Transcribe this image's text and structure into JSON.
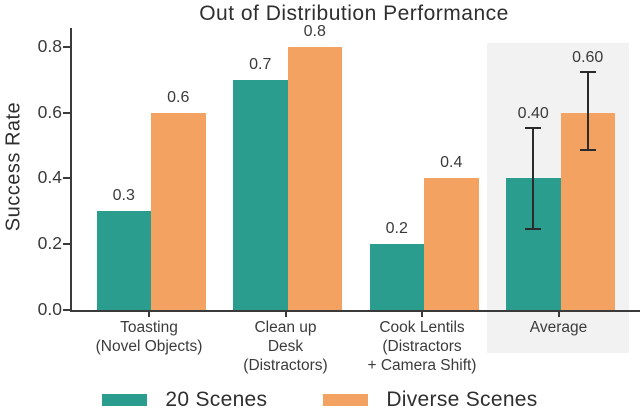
{
  "chart_data": {
    "type": "bar",
    "title": "Out of Distribution Performance",
    "ylabel": "Success Rate",
    "xlabel": "",
    "ylim": [
      0.0,
      0.86
    ],
    "yticks": [
      0.0,
      0.2,
      0.4,
      0.6,
      0.8
    ],
    "grid": false,
    "legend_position": "bottom",
    "categories": [
      "Toasting\n(Novel Objects)",
      "Clean up\nDesk\n(Distractors)",
      "Cook Lentils\n(Distractors\n+ Camera Shift)",
      "Average"
    ],
    "series": [
      {
        "name": "20 Scenes",
        "color": "#2a9d8f",
        "values": [
          0.3,
          0.7,
          0.2,
          0.4
        ],
        "value_labels": [
          "0.3",
          "0.7",
          "0.2",
          "0.40"
        ],
        "errors": [
          null,
          null,
          null,
          {
            "low": 0.25,
            "high": 0.55
          }
        ]
      },
      {
        "name": "Diverse Scenes",
        "color": "#f4a261",
        "values": [
          0.6,
          0.8,
          0.4,
          0.6
        ],
        "value_labels": [
          "0.6",
          "0.8",
          "0.4",
          "0.60"
        ],
        "errors": [
          null,
          null,
          null,
          {
            "low": 0.49,
            "high": 0.72
          }
        ]
      }
    ],
    "highlight": {
      "category": "Average",
      "category_index": 3,
      "color": "#f2f2f3"
    },
    "colors": {
      "axis": "#3a3a3a",
      "text": "#3a3a3a",
      "error_bar": "#2b2b2b",
      "background": "#ffffff"
    }
  }
}
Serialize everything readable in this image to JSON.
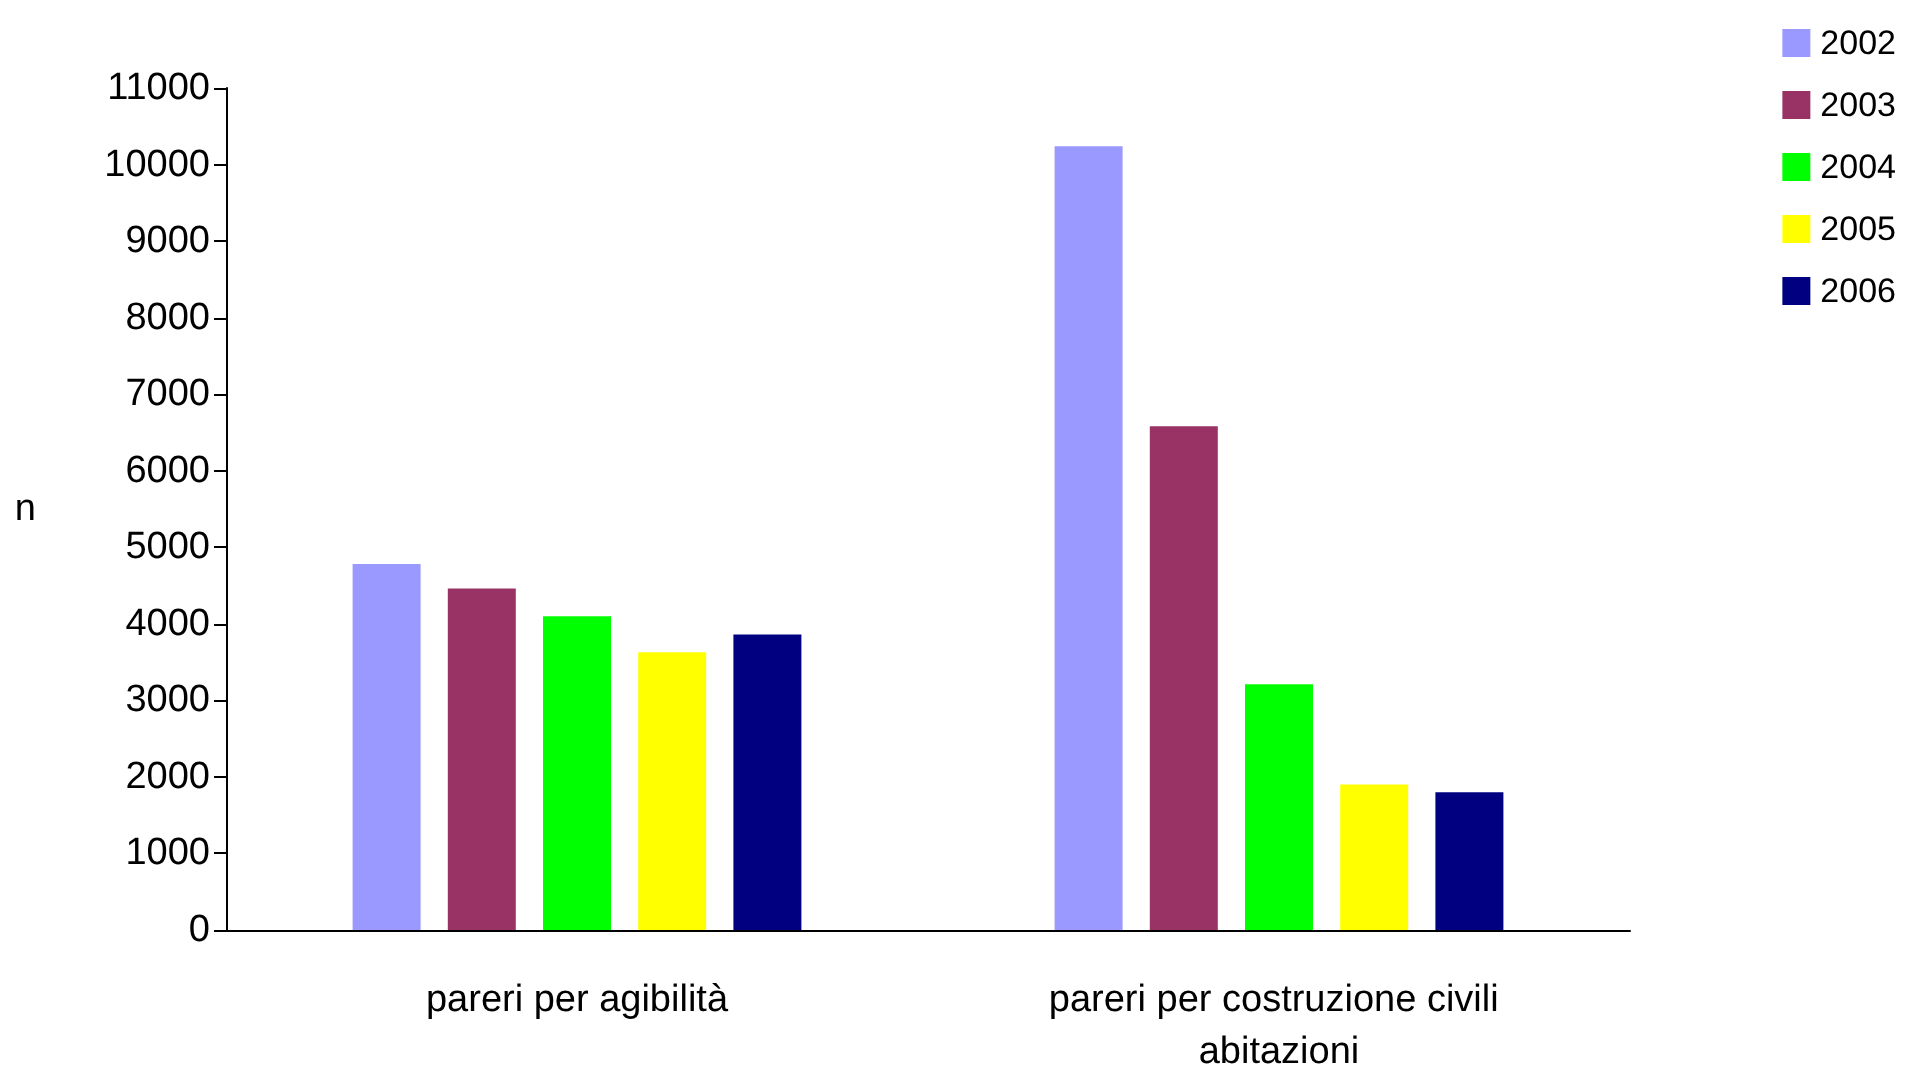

========================

* Written exercise
Using the listing above, return all lines where the word "Distractors" occurs.

* The solution
      "Clean up\nDesk\n(Distractors)",
      "Cook Lentils\n(Distractors\n+ Camera Shift)",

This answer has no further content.